Short task: Scan the lines below for "worth"; report the number of lines that contain it, and only that.

::: Dataset content

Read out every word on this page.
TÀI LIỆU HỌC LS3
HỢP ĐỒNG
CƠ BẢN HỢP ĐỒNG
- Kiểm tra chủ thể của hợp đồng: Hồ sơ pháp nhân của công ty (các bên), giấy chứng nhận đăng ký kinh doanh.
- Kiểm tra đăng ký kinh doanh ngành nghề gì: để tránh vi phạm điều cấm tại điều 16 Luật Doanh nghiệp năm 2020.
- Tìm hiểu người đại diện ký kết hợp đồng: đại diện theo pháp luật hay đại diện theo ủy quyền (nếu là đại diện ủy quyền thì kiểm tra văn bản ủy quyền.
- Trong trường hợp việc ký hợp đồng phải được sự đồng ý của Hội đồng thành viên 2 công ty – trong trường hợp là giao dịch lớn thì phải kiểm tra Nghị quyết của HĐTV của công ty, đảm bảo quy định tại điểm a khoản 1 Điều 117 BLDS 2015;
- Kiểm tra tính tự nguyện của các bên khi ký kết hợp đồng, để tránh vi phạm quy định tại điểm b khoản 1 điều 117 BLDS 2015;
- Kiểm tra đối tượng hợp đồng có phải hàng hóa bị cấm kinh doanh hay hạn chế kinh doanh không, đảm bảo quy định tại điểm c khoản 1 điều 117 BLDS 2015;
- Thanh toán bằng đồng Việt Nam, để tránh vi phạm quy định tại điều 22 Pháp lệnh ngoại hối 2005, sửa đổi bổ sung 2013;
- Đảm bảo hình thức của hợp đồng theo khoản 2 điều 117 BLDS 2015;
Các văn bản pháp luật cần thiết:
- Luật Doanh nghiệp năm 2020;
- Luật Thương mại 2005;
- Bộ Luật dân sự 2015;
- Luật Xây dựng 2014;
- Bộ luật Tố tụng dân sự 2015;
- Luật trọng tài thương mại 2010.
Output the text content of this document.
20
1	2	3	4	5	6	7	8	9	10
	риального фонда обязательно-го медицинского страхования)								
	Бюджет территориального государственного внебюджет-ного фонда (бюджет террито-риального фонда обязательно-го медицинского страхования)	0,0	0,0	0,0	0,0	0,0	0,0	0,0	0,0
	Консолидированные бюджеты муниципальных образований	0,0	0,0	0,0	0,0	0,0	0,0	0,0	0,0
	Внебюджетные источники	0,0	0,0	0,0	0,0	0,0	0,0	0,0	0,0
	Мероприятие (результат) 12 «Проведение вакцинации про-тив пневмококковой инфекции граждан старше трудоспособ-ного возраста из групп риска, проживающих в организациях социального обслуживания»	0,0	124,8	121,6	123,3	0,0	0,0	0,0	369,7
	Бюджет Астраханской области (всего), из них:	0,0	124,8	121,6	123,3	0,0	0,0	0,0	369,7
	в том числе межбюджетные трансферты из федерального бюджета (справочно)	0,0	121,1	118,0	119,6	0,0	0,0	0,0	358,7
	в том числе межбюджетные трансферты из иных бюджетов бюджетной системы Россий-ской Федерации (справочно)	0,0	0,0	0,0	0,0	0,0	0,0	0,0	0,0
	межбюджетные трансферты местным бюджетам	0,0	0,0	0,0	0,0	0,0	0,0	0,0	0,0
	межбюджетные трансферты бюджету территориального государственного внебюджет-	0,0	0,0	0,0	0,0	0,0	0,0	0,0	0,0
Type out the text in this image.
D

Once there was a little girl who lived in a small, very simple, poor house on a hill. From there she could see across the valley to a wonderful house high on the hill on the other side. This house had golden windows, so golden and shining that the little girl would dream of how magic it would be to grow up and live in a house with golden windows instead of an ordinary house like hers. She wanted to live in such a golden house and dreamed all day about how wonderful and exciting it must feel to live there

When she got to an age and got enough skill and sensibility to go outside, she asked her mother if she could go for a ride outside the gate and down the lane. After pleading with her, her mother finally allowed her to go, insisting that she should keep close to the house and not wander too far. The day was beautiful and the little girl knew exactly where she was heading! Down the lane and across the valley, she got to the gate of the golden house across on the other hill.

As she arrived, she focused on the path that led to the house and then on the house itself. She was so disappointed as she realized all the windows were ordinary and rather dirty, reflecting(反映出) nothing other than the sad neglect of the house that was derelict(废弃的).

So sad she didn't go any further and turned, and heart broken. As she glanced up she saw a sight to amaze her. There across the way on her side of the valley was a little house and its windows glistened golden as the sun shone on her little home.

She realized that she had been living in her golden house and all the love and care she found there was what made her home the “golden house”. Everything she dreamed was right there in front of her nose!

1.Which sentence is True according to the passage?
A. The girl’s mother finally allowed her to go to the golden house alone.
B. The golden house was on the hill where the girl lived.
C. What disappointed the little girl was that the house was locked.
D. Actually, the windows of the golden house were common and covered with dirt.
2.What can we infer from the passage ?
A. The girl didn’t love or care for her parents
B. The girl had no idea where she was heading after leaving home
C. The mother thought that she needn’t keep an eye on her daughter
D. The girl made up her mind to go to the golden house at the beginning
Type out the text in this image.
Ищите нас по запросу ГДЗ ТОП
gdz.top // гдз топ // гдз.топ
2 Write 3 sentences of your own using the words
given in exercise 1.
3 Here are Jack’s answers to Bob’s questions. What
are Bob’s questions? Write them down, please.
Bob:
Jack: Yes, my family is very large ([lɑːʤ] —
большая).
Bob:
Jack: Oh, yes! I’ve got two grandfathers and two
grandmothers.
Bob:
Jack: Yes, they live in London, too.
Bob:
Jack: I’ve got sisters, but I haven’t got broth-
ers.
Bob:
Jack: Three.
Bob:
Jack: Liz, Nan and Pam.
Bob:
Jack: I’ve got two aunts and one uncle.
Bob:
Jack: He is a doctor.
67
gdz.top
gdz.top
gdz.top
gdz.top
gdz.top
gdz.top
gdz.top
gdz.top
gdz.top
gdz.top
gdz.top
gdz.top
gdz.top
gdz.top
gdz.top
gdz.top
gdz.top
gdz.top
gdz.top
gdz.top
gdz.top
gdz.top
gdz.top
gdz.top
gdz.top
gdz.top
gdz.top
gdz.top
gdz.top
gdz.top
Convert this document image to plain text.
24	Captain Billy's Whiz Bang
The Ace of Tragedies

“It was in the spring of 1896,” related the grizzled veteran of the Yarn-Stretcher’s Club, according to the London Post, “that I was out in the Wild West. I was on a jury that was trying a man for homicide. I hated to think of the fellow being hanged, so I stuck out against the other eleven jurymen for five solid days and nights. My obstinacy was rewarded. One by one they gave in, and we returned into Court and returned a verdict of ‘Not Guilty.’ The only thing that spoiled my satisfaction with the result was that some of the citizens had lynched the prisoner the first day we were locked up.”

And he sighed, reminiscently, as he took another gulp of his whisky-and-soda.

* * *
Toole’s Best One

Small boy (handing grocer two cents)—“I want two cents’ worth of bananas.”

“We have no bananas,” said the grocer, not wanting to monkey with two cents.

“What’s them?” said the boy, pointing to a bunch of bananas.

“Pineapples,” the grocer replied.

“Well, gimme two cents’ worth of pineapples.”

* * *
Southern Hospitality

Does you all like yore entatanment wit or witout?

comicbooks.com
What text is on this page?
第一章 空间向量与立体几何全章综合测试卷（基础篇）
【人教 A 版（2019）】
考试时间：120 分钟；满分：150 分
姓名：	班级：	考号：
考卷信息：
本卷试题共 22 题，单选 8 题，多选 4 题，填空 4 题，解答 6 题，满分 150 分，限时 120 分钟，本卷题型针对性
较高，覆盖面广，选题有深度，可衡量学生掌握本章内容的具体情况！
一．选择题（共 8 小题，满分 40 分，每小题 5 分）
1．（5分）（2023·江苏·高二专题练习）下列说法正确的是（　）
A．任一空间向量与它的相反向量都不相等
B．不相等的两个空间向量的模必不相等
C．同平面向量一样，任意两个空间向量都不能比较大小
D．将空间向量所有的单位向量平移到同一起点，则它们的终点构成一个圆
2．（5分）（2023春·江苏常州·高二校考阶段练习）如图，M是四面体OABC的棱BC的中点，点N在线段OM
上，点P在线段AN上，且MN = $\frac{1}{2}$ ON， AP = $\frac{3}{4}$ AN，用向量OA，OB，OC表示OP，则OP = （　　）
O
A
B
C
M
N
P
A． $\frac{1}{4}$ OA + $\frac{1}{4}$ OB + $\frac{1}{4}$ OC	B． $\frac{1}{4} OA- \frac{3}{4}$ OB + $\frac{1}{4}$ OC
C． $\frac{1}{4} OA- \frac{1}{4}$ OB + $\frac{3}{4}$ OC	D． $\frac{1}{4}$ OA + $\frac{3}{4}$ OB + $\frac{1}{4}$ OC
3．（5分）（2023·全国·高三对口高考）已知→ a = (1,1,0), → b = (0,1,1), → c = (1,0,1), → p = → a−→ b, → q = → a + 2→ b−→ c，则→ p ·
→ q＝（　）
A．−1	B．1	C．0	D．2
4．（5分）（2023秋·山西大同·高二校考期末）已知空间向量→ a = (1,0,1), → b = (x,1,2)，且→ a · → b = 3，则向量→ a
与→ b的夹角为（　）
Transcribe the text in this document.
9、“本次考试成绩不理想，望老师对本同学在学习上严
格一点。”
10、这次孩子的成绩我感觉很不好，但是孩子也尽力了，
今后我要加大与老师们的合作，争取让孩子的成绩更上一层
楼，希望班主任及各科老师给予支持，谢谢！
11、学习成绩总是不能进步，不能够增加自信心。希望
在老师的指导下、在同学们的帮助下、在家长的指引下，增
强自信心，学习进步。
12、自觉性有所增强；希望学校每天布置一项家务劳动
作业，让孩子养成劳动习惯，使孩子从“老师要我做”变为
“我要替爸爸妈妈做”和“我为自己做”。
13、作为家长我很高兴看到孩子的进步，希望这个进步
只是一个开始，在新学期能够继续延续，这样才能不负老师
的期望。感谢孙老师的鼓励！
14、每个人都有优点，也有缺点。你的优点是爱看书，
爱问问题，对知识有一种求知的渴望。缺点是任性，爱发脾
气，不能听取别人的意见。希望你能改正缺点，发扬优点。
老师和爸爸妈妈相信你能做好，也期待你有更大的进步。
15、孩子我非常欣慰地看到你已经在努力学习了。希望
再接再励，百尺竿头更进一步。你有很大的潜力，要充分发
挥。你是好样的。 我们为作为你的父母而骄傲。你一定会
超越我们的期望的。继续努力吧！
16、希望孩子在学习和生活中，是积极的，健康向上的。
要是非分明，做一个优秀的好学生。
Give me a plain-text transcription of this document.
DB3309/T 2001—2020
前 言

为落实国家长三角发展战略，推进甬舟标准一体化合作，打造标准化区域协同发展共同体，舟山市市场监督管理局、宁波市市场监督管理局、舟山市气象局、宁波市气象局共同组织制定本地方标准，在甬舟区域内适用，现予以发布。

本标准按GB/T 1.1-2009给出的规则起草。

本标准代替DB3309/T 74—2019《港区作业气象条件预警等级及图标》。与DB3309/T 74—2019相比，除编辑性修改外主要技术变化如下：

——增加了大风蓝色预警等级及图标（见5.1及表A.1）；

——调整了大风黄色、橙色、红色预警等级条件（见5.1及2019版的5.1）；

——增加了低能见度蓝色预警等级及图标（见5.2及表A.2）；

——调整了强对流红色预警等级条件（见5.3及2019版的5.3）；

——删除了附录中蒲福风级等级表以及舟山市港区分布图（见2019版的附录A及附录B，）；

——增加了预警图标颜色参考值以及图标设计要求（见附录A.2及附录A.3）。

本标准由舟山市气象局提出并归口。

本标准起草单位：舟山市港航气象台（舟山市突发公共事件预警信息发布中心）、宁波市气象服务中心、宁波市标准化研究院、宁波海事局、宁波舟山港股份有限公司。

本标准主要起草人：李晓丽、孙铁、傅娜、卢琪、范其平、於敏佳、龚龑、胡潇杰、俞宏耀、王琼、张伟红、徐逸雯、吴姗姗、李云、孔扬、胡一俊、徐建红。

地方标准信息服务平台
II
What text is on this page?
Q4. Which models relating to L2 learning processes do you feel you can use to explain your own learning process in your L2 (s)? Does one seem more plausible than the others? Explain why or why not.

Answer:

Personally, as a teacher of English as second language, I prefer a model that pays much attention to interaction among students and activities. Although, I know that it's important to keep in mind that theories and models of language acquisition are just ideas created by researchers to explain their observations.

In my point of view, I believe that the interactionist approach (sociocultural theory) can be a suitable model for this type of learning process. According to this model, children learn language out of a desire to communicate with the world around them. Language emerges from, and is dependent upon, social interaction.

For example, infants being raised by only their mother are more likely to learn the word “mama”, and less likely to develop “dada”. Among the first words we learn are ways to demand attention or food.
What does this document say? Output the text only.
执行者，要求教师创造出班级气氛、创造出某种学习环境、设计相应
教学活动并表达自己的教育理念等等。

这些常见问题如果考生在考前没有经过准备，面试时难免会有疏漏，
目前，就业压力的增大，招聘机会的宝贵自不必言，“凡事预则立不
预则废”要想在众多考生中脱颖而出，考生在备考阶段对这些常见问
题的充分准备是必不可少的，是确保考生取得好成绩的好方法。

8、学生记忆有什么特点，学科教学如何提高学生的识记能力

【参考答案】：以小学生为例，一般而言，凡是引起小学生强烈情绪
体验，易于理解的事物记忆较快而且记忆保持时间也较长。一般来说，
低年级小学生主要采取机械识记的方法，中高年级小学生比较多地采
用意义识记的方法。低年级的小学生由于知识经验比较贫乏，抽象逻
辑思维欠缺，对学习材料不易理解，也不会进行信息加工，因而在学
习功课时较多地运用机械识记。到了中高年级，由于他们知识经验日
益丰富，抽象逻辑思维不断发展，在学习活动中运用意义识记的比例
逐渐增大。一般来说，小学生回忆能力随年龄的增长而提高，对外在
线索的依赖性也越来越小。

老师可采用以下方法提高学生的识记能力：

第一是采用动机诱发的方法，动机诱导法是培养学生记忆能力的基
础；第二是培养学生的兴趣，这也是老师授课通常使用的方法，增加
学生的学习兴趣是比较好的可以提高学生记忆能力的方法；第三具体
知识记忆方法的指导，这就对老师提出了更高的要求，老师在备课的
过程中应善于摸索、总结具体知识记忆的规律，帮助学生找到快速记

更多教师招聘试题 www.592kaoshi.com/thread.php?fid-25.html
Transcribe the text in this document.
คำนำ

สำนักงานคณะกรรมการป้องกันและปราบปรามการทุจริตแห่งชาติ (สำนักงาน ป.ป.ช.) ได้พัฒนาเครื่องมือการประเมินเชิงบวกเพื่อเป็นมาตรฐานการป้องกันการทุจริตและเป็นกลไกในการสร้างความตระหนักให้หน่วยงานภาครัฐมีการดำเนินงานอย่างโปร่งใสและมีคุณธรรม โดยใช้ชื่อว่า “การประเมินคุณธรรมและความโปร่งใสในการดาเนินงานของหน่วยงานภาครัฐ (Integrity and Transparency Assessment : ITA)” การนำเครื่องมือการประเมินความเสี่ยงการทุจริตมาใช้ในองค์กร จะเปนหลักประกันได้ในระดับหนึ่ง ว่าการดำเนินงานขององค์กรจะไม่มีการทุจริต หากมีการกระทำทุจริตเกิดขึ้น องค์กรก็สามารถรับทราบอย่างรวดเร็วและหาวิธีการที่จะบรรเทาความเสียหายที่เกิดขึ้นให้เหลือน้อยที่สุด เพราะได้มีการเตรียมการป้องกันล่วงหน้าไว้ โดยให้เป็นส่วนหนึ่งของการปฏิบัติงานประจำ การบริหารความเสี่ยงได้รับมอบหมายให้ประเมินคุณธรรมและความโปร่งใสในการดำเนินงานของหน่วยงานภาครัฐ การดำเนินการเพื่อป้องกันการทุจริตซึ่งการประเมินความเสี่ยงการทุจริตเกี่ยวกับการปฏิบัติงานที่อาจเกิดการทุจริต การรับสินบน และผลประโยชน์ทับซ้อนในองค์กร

::::::

Exercise result: 2